* **OBJECTIVE**: Check each line of the records below for the word "Удмуртии" and copy those where it appears.

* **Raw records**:
********************
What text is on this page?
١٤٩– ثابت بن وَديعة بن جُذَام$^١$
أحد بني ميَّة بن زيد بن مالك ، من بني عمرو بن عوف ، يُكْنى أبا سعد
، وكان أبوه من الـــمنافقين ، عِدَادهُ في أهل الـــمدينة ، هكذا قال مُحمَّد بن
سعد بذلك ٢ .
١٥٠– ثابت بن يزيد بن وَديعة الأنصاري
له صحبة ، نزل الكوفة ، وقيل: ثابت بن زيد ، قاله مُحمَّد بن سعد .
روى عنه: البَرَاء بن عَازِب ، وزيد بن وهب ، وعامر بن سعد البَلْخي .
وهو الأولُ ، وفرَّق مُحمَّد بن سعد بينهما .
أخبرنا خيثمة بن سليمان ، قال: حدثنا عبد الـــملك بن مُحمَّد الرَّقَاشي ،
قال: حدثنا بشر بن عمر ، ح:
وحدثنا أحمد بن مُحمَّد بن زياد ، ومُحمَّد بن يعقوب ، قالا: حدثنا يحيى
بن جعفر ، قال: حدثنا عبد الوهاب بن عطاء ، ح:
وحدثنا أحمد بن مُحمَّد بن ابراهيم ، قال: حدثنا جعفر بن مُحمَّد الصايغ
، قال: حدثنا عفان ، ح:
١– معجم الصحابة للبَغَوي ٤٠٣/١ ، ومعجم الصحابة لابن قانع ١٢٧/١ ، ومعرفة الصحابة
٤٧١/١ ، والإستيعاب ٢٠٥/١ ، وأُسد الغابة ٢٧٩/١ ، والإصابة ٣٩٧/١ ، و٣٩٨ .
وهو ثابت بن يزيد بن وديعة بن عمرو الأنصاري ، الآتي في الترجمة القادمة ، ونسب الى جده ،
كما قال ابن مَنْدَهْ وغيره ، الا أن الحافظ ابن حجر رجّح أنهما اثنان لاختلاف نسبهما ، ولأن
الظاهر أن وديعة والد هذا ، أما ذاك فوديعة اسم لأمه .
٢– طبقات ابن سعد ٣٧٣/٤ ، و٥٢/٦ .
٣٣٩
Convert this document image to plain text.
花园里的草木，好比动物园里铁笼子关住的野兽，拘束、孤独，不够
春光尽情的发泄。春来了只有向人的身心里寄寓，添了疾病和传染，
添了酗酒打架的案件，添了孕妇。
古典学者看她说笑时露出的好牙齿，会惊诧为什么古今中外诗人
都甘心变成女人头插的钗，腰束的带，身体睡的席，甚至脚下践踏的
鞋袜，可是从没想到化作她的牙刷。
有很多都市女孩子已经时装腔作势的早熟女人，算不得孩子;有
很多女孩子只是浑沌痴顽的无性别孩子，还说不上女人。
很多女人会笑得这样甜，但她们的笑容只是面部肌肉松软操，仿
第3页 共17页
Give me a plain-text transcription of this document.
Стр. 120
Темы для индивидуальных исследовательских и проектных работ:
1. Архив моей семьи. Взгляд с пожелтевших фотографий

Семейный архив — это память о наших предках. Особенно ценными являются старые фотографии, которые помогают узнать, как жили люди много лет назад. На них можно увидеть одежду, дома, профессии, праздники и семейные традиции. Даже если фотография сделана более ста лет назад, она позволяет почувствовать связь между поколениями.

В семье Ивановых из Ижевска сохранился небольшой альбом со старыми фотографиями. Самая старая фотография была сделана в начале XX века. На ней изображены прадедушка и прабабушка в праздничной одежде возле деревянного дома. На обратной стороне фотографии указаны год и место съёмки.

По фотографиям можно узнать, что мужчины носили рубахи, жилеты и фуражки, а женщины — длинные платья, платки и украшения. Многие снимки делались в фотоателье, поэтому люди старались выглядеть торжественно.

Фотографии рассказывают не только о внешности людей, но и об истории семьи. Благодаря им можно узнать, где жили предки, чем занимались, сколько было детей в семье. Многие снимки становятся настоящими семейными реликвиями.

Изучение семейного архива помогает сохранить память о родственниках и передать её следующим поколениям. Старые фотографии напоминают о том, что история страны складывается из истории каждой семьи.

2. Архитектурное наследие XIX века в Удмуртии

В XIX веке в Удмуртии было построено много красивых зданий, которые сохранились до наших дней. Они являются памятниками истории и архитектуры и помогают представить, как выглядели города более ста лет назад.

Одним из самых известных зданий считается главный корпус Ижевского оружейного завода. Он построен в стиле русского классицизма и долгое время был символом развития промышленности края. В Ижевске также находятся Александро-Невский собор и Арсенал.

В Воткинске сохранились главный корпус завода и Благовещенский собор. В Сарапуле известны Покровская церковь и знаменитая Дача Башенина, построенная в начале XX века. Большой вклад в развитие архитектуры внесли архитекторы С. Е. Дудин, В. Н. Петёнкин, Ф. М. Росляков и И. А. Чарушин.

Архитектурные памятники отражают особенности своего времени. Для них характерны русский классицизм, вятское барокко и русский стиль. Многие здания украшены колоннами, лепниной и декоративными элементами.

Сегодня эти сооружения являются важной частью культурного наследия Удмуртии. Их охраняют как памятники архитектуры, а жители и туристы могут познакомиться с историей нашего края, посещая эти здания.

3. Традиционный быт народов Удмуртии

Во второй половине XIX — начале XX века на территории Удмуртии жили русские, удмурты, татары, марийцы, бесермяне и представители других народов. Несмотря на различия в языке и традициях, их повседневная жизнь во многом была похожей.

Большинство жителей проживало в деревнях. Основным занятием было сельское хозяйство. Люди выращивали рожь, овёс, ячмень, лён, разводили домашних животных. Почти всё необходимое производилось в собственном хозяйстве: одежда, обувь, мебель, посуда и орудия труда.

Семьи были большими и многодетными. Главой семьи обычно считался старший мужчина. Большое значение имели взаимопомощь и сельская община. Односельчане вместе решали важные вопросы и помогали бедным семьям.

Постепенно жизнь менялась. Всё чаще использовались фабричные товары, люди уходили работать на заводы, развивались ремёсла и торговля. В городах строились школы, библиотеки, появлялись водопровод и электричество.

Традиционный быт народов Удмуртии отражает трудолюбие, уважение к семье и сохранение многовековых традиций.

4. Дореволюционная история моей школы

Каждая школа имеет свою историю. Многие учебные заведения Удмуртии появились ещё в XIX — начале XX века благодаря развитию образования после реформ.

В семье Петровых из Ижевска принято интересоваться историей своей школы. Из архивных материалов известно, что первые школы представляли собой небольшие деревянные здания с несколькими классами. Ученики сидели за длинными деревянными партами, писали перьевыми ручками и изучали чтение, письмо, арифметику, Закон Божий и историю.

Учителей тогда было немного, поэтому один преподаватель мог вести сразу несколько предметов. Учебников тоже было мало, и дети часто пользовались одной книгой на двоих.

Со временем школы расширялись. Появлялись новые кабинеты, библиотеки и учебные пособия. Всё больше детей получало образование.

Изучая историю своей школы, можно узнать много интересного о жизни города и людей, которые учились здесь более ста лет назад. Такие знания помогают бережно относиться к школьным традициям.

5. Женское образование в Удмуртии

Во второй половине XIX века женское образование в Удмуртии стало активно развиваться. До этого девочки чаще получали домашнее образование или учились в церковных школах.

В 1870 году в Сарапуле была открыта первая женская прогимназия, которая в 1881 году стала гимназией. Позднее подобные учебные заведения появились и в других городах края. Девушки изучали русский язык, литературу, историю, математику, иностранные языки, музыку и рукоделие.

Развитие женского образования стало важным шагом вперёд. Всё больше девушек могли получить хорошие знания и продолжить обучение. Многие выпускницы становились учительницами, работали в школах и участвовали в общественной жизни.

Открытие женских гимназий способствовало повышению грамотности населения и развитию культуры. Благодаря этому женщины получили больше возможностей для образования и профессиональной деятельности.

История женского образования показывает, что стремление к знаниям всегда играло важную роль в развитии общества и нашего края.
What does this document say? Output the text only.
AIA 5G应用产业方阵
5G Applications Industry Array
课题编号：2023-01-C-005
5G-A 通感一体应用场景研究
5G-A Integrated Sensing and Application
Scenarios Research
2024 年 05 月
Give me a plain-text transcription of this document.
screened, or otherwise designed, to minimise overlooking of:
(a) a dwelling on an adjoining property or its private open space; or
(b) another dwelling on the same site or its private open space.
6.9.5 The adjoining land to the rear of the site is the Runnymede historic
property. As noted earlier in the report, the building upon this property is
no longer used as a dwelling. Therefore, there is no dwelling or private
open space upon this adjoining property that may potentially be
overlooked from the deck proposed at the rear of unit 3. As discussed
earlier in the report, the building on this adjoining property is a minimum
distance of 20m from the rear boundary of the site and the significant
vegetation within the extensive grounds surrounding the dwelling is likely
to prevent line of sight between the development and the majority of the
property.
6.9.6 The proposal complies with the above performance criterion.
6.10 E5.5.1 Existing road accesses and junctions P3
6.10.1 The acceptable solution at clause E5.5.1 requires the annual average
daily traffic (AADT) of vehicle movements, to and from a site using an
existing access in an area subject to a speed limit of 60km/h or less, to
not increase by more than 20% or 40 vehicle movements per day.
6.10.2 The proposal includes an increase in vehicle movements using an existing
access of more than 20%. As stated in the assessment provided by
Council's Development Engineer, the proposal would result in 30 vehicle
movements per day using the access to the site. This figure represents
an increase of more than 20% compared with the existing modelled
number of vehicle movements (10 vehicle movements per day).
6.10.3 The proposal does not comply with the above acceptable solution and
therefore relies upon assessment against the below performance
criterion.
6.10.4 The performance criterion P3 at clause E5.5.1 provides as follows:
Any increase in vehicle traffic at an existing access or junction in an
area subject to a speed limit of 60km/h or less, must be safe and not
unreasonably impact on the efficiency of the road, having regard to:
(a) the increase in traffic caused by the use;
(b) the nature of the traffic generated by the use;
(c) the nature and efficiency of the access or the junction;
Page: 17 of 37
********************
* **THE RESULT**:
2. Архитектурное наследие XIX века в Удмуртии
В XIX веке в Удмуртии было построено много красивых зданий, которые сохранились до наших дней. Они являются памятниками истории и архитектуры и помогают представить, как выглядели города более ста лет назад.
Сегодня эти сооружения являются важной частью культурного наследия Удмуртии. Их охраняют как памятники архитектуры, а жители и туристы могут познакомиться с историей нашего края, посещая эти здания.
3. Традиционный быт народов Удмуртии
Во второй половине XIX — начале XX века на территории Удмуртии жили русские, удмурты, татары, марийцы, бесермяне и представители других народов. Несмотря на различия в языке и традициях, их повседневная жизнь во многом была похожей.
Традиционный быт народов Удмуртии отражает трудолюбие, уважение к семье и сохранение многовековых традиций.
Каждая школа имеет свою историю. Многие учебные заведения Удмуртии появились ещё в XIX — начале XX века благодаря развитию образования после реформ.
5. Женское образование в Удмуртии
Во второй половине XIX века женское образование в Удмуртии стало активно развиваться. До этого девочки чаще получали домашнее образование или учились в церковных школах.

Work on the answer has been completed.